■ **Data to process**
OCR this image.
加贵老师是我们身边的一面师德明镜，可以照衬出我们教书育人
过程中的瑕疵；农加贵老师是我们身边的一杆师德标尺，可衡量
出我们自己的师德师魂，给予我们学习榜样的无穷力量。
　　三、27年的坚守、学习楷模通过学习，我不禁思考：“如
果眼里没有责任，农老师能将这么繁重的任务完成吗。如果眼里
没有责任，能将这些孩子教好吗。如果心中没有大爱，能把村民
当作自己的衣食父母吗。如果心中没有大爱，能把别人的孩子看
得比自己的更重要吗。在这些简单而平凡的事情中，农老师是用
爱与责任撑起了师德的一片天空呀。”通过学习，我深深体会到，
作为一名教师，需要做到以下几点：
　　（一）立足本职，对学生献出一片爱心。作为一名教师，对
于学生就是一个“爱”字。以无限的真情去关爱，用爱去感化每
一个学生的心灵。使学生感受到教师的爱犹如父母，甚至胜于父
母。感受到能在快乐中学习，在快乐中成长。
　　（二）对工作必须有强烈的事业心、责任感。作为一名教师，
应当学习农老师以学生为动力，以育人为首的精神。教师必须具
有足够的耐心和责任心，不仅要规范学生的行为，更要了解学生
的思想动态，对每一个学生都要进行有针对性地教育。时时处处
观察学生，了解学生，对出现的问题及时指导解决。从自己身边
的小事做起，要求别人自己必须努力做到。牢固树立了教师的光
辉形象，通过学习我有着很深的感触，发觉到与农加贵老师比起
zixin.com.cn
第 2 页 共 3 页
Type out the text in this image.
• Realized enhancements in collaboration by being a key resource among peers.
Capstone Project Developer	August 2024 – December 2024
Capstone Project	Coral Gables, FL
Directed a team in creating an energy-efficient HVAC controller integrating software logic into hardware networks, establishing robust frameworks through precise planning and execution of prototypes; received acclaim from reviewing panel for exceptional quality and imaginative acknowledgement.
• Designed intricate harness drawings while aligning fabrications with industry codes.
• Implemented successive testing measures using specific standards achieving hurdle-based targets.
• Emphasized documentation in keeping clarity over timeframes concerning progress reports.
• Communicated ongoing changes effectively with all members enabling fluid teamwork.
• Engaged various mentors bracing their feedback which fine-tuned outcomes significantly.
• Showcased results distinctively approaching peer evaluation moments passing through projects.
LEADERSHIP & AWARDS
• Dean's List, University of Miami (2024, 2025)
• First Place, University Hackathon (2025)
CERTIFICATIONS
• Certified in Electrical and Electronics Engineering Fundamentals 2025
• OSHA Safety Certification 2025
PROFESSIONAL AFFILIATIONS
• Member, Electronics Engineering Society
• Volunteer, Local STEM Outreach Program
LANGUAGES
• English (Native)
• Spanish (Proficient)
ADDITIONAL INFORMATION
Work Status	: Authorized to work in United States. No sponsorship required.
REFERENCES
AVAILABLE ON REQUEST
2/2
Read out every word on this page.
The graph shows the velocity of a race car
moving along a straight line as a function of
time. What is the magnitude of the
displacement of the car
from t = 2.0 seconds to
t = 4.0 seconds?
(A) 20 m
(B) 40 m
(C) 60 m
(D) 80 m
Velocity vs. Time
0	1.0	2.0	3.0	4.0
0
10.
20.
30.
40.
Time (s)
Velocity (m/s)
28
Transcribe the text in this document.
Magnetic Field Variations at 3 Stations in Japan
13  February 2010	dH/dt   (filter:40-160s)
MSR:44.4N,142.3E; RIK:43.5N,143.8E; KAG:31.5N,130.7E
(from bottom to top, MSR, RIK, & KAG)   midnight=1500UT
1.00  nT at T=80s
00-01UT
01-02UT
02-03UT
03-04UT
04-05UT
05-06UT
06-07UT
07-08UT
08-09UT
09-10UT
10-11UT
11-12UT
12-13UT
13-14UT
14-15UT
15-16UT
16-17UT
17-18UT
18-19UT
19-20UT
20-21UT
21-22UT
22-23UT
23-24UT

■ **Goal**
Reproduce the records in full, exactly as written.

■ **Full output**
OCR this image.
加贵老师是我们身边的一面师德明镜，可以照衬出我们教书育人
过程中的瑕疵；农加贵老师是我们身边的一杆师德标尺，可衡量
出我们自己的师德师魂，给予我们学习榜样的无穷力量。
　　三、27年的坚守、学习楷模通过学习，我不禁思考：“如
果眼里没有责任，农老师能将这么繁重的任务完成吗。如果眼里
没有责任，能将这些孩子教好吗。如果心中没有大爱，能把村民
当作自己的衣食父母吗。如果心中没有大爱，能把别人的孩子看
得比自己的更重要吗。在这些简单而平凡的事情中，农老师是用
爱与责任撑起了师德的一片天空呀。”通过学习，我深深体会到，
作为一名教师，需要做到以下几点：
　　（一）立足本职，对学生献出一片爱心。作为一名教师，对
于学生就是一个“爱”字。以无限的真情去关爱，用爱去感化每
一个学生的心灵。使学生感受到教师的爱犹如父母，甚至胜于父
母。感受到能在快乐中学习，在快乐中成长。
　　（二）对工作必须有强烈的事业心、责任感。作为一名教师，
应当学习农老师以学生为动力，以育人为首的精神。教师必须具
有足够的耐心和责任心，不仅要规范学生的行为，更要了解学生
的思想动态，对每一个学生都要进行有针对性地教育。时时处处
观察学生，了解学生，对出现的问题及时指导解决。从自己身边
的小事做起，要求别人自己必须努力做到。牢固树立了教师的光
辉形象，通过学习我有着很深的感触，发觉到与农加贵老师比起
zixin.com.cn
第 2 页 共 3 页
Type out the text in this image.
• Realized enhancements in collaboration by being a key resource among peers.
Capstone Project Developer	August 2024 – December 2024
Capstone Project	Coral Gables, FL
Directed a team in creating an energy-efficient HVAC controller integrating software logic into hardware networks, establishing robust frameworks through precise planning and execution of prototypes; received acclaim from reviewing panel for exceptional quality and imaginative acknowledgement.
• Designed intricate harness drawings while aligning fabrications with industry codes.
• Implemented successive testing measures using specific standards achieving hurdle-based targets.
• Emphasized documentation in keeping clarity over timeframes concerning progress reports.
• Communicated ongoing changes effectively with all members enabling fluid teamwork.
• Engaged various mentors bracing their feedback which fine-tuned outcomes significantly.
• Showcased results distinctively approaching peer evaluation moments passing through projects.
LEADERSHIP & AWARDS
• Dean's List, University of Miami (2024, 2025)
• First Place, University Hackathon (2025)
CERTIFICATIONS
• Certified in Electrical and Electronics Engineering Fundamentals 2025
• OSHA Safety Certification 2025
PROFESSIONAL AFFILIATIONS
• Member, Electronics Engineering Society
• Volunteer, Local STEM Outreach Program
LANGUAGES
• English (Native)
• Spanish (Proficient)
ADDITIONAL INFORMATION
Work Status	: Authorized to work in United States. No sponsorship required.
REFERENCES
AVAILABLE ON REQUEST
2/2
Read out every word on this page.
The graph shows the velocity of a race car
moving along a straight line as a function of
time. What is the magnitude of the
displacement of the car
from t = 2.0 seconds to
t = 4.0 seconds?
(A) 20 m
(B) 40 m
(C) 60 m
(D) 80 m
Velocity vs. Time
0	1.0	2.0	3.0	4.0
0
10.
20.
30.
40.
Time (s)
Velocity (m/s)
28
Transcribe the text in this document.
Magnetic Field Variations at 3 Stations in Japan
13  February 2010	dH/dt   (filter:40-160s)
MSR:44.4N,142.3E; RIK:43.5N,143.8E; KAG:31.5N,130.7E
(from bottom to top, MSR, RIK, & KAG)   midnight=1500UT
1.00  nT at T=80s
00-01UT
01-02UT
02-03UT
03-04UT
04-05UT
05-06UT
06-07UT
07-08UT
08-09UT
09-10UT
10-11UT
11-12UT
12-13UT
13-14UT
14-15UT
15-16UT
16-17UT
17-18UT
18-19UT
19-20UT
20-21UT
21-22UT
22-23UT
23-24UT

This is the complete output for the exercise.